■ DIRECTION: Read the lines that follow and pick out every one containing the word "Généraux".

....

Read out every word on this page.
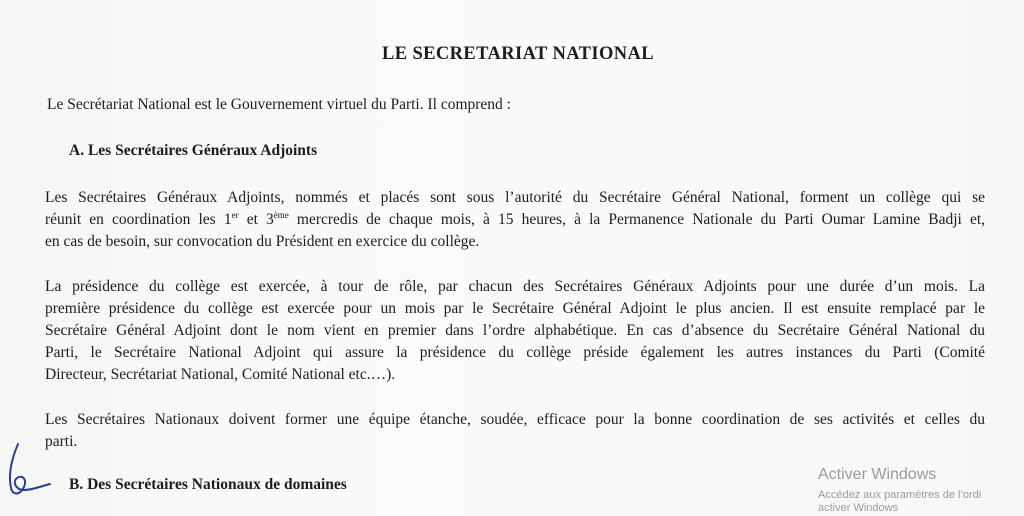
LE SECRETARIAT NATIONAL
Le Secrétariat National est le Gouvernement virtuel du Parti. Il comprend :
A. Les Secrétaires Généraux Adjoints
Les Secrétaires Généraux Adjoints, nommés et placés sont sous l’autorité du Secrétaire Général National, forment un collège qui se
réunit en coordination les 1er et 3ème mercredis de chaque mois, à 15 heures, à la Permanence Nationale du Parti Oumar Lamine Badji et,
en cas de besoin, sur convocation du Président en exercice du collège.
La présidence du collège est exercée, à tour de rôle, par chacun des Secrétaires Généraux Adjoints pour une durée d’un mois. La
première présidence du collège est exercée pour un mois par le Secrétaire Général Adjoint le plus ancien. Il est ensuite remplacé par le
Secrétaire Général Adjoint dont le nom vient en premier dans l’ordre alphabétique. En cas d’absence du Secrétaire Général National du
Parti, le Secrétaire National Adjoint qui assure la présidence du collège préside également les autres instances du Parti (Comité
Directeur, Secrétariat National, Comité National etc.…).
Les Secrétaires Nationaux doivent former une équipe étanche, soudée, efficace pour la bonne coordination de ses activités et celles du
parti.
B. Des Secrétaires Nationaux de domaines
Activer Windows
Accédez aux paramètres de l’ordi
activer Windows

....

■ RESPONSE:
A. Les Secrétaires Généraux Adjoints
Les Secrétaires Généraux Adjoints, nommés et placés sont sous l’autorité du Secrétaire Général National, forment un collège qui se
La présidence du collège est exercée, à tour de rôle, par chacun des Secrétaires Généraux Adjoints pour une durée d’un mois. La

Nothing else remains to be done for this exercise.